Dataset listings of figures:

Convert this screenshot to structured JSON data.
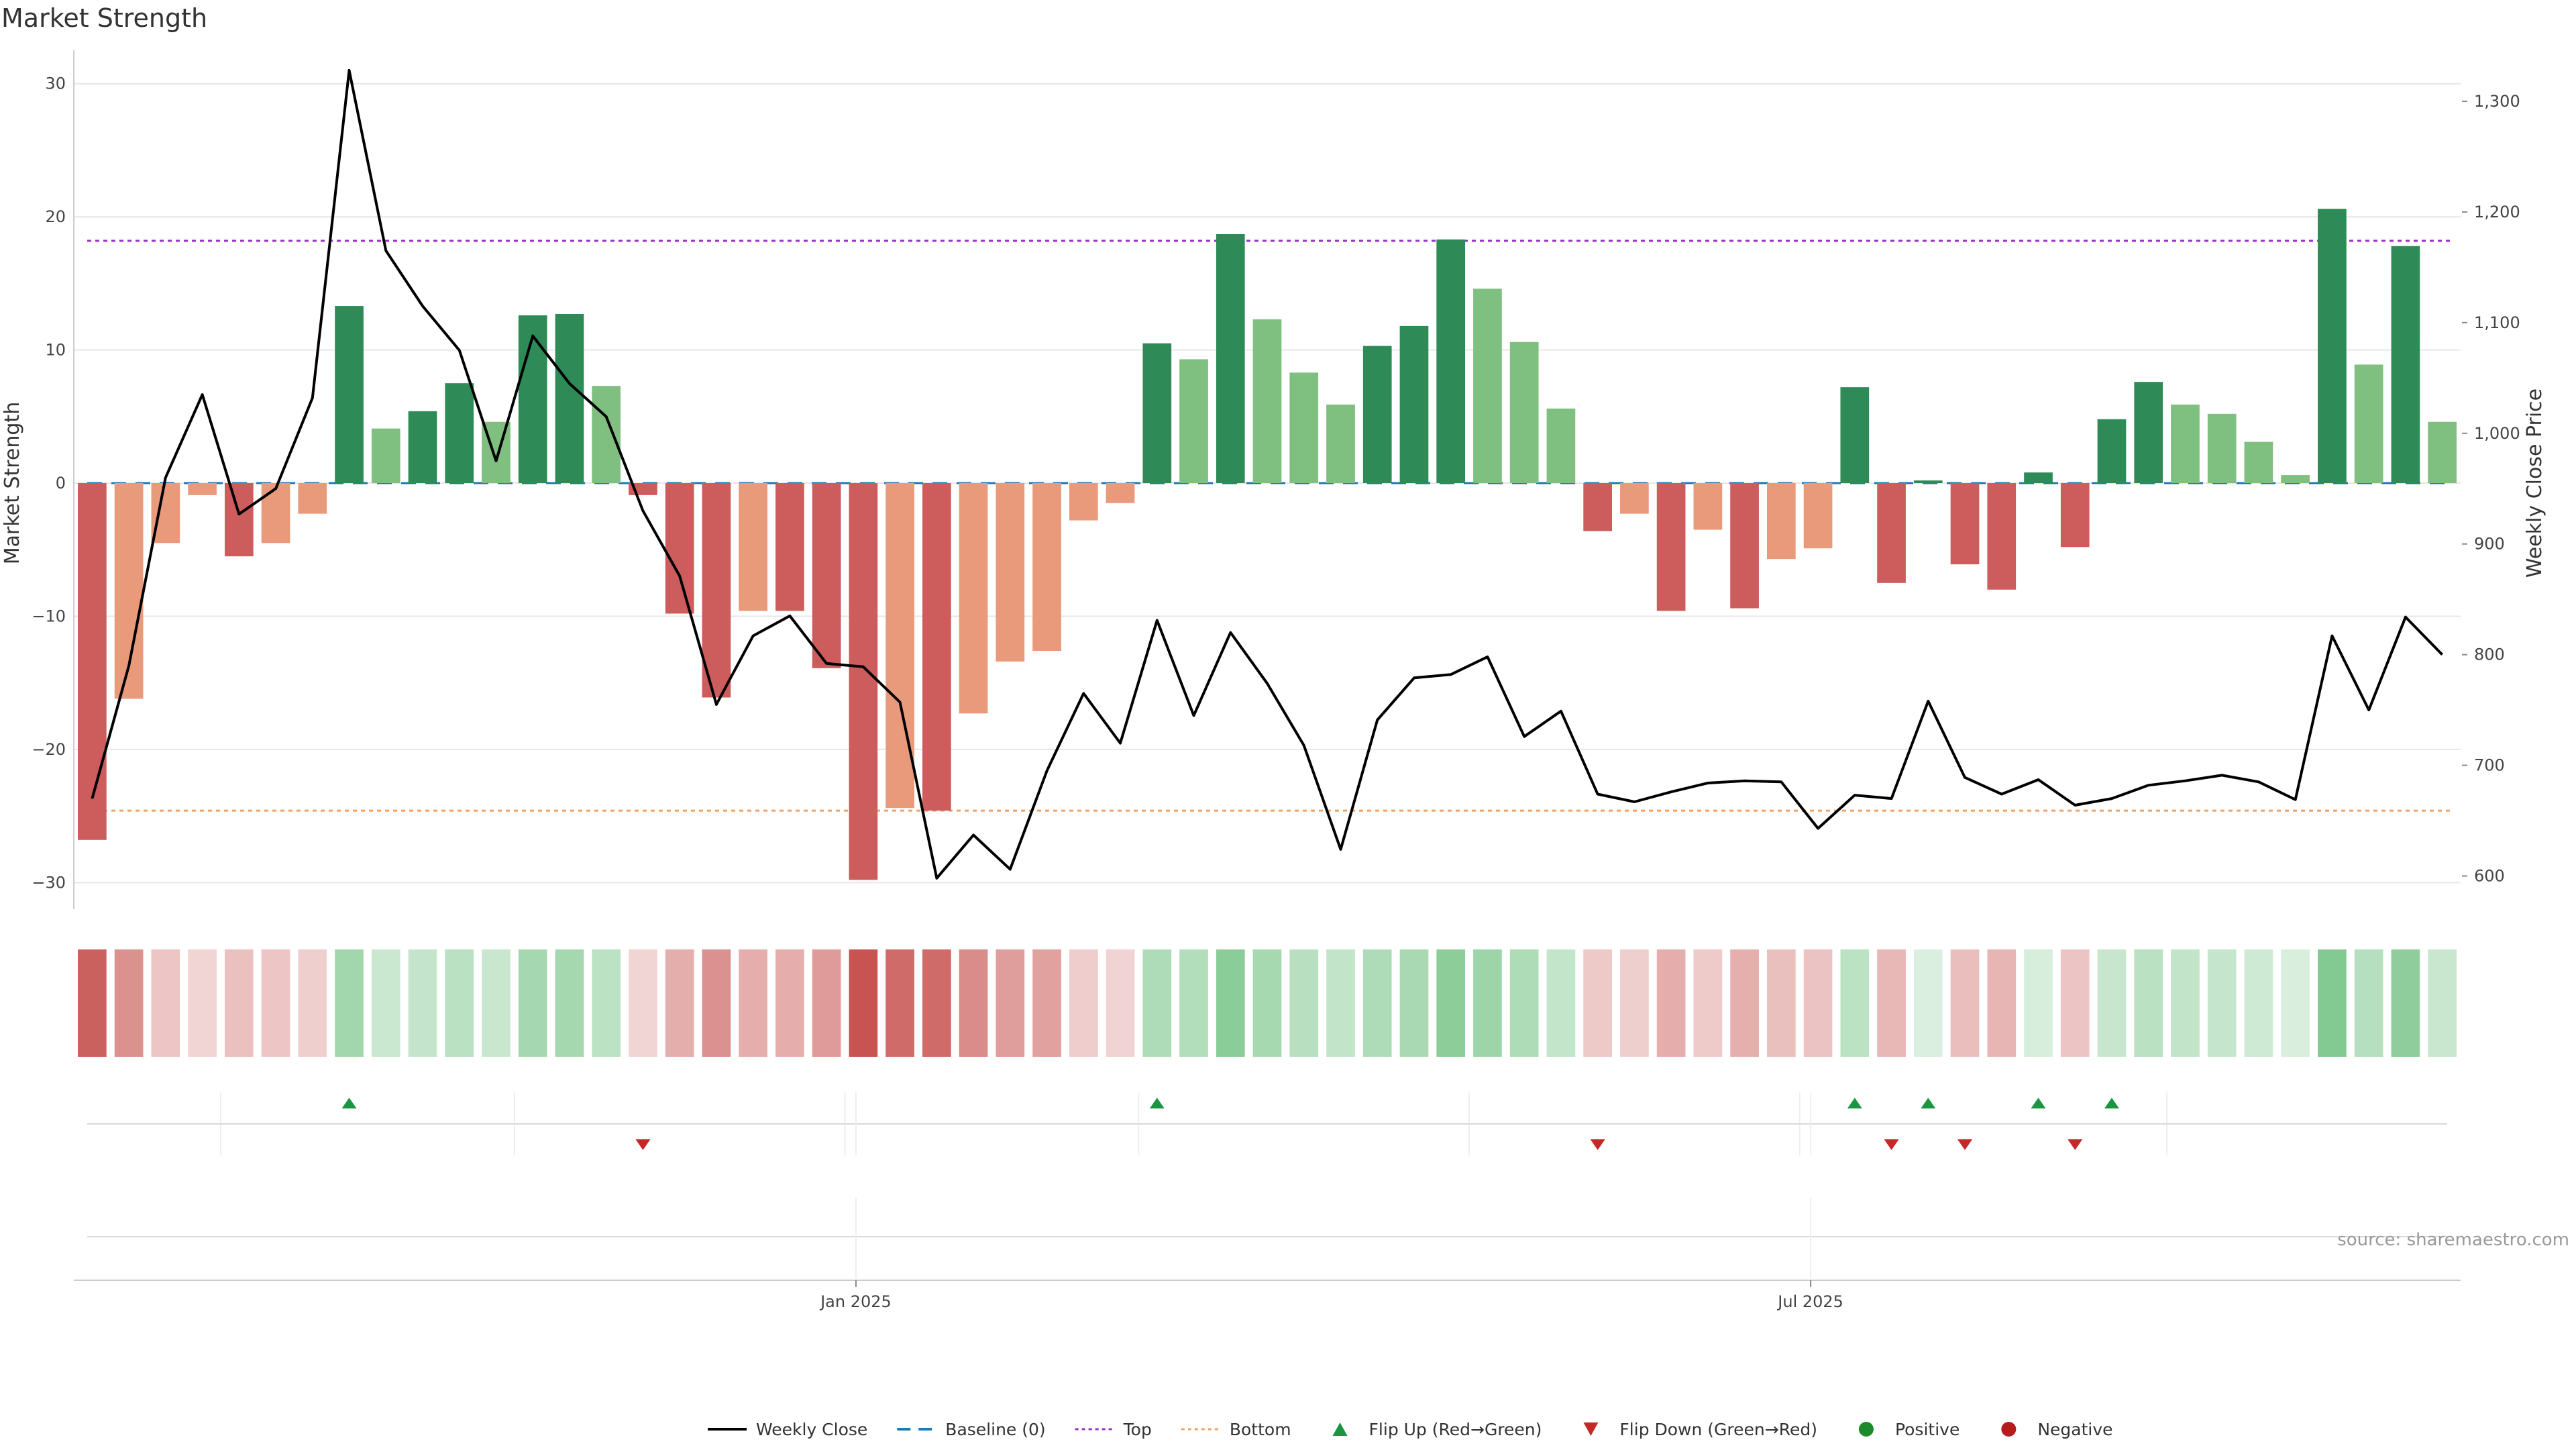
{
  "chart_data": {
    "type": "bar",
    "title": "Market Strength",
    "ylabel": "Market Strength",
    "y2label": "Weekly Close Price",
    "ylim": [
      -32,
      32
    ],
    "y2lim": [
      570,
      1340
    ],
    "yticks": [
      30,
      20,
      10,
      0,
      -10,
      -20,
      -30
    ],
    "ytick_labels": [
      "30",
      "20",
      "10",
      "0",
      "−10",
      "−20",
      "−30"
    ],
    "y2ticks": [
      1300,
      1200,
      1100,
      1000,
      900,
      800,
      700,
      600
    ],
    "y2tick_labels": [
      "1,300",
      "1,200",
      "1,100",
      "1,000",
      "900",
      "800",
      "700",
      "600"
    ],
    "x_tick_labels": [
      {
        "label": "Jan 2025",
        "index": 21
      },
      {
        "label": "Jul 2025",
        "index": 47
      }
    ],
    "top_level": 18.2,
    "bottom_level": -24.6,
    "strength_values": [
      -26.8,
      -16.2,
      -4.5,
      -0.9,
      -5.5,
      -4.5,
      -2.3,
      13.3,
      4.1,
      5.4,
      7.5,
      4.6,
      12.6,
      12.7,
      7.3,
      -0.9,
      -9.8,
      -16.1,
      -9.6,
      -9.6,
      -13.9,
      -29.8,
      -24.4,
      -24.6,
      -17.3,
      -13.4,
      -12.6,
      -2.8,
      -1.5,
      10.5,
      9.3,
      18.7,
      12.3,
      8.3,
      5.9,
      10.3,
      11.8,
      18.3,
      14.6,
      10.6,
      5.6,
      -3.6,
      -2.3,
      -9.6,
      -3.5,
      -9.4,
      -5.7,
      -4.9,
      7.2,
      -7.5,
      0.2,
      -6.1,
      -8.0,
      0.8,
      -4.8,
      4.8,
      7.6,
      5.9,
      5.2,
      3.1,
      0.6,
      20.6,
      8.9,
      17.8,
      4.6
    ],
    "weekly_close": [
      670,
      790,
      960,
      1035,
      927,
      950,
      1032,
      1328,
      1165,
      1115,
      1075,
      975,
      1088,
      1045,
      1015,
      930,
      871,
      755,
      817,
      835,
      792,
      789,
      757,
      598,
      637,
      606,
      695,
      765,
      720,
      831,
      745,
      820,
      774,
      718,
      624,
      741,
      779,
      782,
      798,
      726,
      749,
      674,
      667,
      676,
      684,
      686,
      685,
      643,
      673,
      670,
      758,
      689,
      674,
      687,
      664,
      670,
      682,
      686,
      691,
      685,
      669,
      817,
      750,
      834,
      800
    ],
    "strength_cells": [
      "negative",
      "negative",
      "negative",
      "negative",
      "negative",
      "negative",
      "negative",
      "positive",
      "positive",
      "positive",
      "positive",
      "positive",
      "positive",
      "positive",
      "positive",
      "negative",
      "negative",
      "negative",
      "negative",
      "negative",
      "negative",
      "negative",
      "negative",
      "negative",
      "negative",
      "negative",
      "negative",
      "negative",
      "negative",
      "positive",
      "positive",
      "positive",
      "positive",
      "positive",
      "positive",
      "positive",
      "positive",
      "positive",
      "positive",
      "positive",
      "positive",
      "negative",
      "negative",
      "negative",
      "negative",
      "negative",
      "negative",
      "negative",
      "positive",
      "negative",
      "positive",
      "negative",
      "negative",
      "positive",
      "negative",
      "positive",
      "positive",
      "positive",
      "positive",
      "positive",
      "positive",
      "positive",
      "positive",
      "positive",
      "positive"
    ],
    "flip_up_indices": [
      7,
      29,
      48,
      50,
      53,
      55
    ],
    "flip_down_indices": [
      15,
      41,
      49,
      51,
      54
    ],
    "legend": [
      {
        "label": "Weekly Close",
        "symbol": "line",
        "color": "#000000"
      },
      {
        "label": "Baseline (0)",
        "symbol": "dashed",
        "color": "#1f77b4"
      },
      {
        "label": "Top",
        "symbol": "dotted",
        "color": "#9b30c8"
      },
      {
        "label": "Bottom",
        "symbol": "dotted",
        "color": "#f4a261"
      },
      {
        "label": "Flip Up (Red→Green)",
        "symbol": "triangle-up",
        "color": "#1a9641"
      },
      {
        "label": "Flip Down (Green→Red)",
        "symbol": "triangle-down",
        "color": "#c62828"
      },
      {
        "label": "Positive",
        "symbol": "dot",
        "color": "#1a8a2a"
      },
      {
        "label": "Negative",
        "symbol": "dot",
        "color": "#b71c1c"
      }
    ],
    "legend_position": "bottom-center",
    "colors": {
      "strong_positive": "#2e8b57",
      "weak_positive": "#7fbf7f",
      "strong_negative": "#cd5c5c",
      "weak_negative": "#e99a7a",
      "top_line": "#9b30c8",
      "bottom_line": "#f4a261",
      "baseline": "#1f77b4",
      "price_line": "#000000",
      "flip_up": "#1a9641",
      "flip_down": "#c62828"
    },
    "source": "source: sharemaestro.com"
  }
}
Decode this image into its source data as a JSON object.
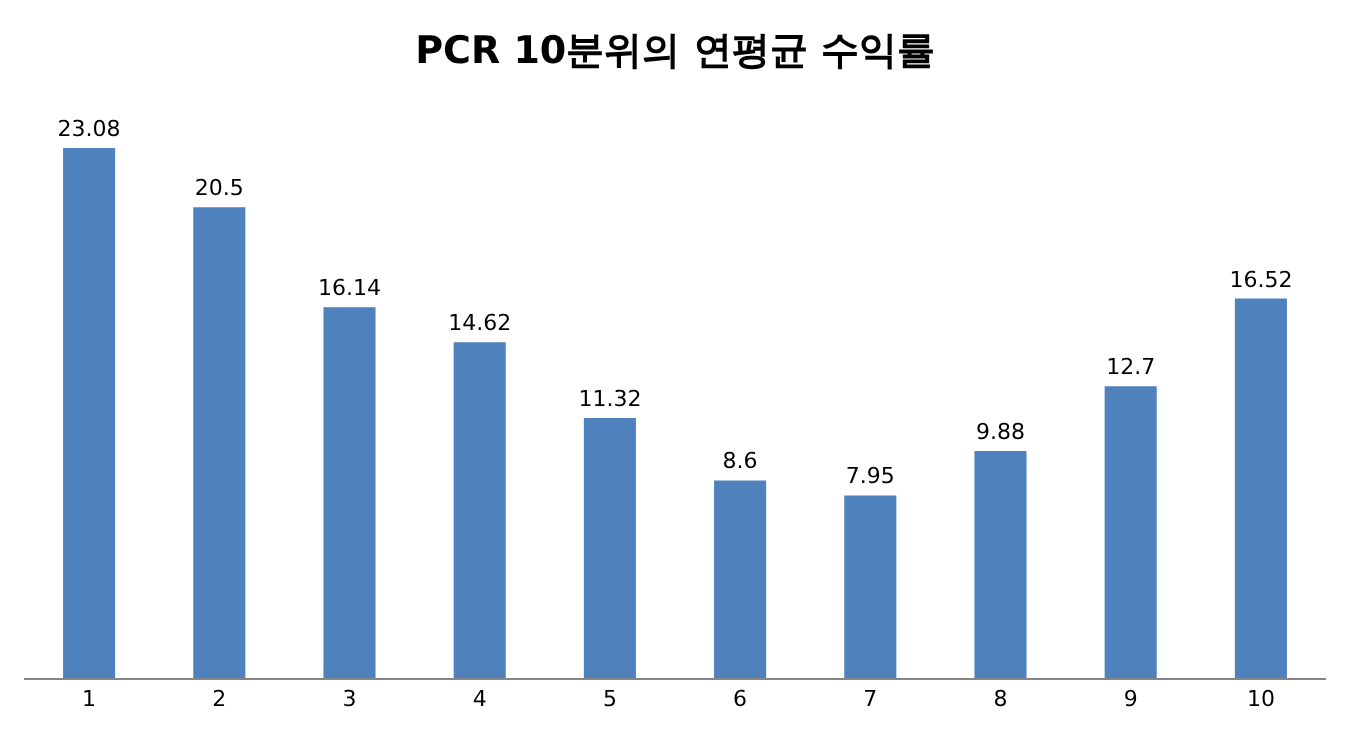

[REQUIREMENT]:
Pull out and copy each line containing the string "triangle".

[CORRECT RESULT]:
        "symbol": "triangle-up",
        "symbol": "triangle-down",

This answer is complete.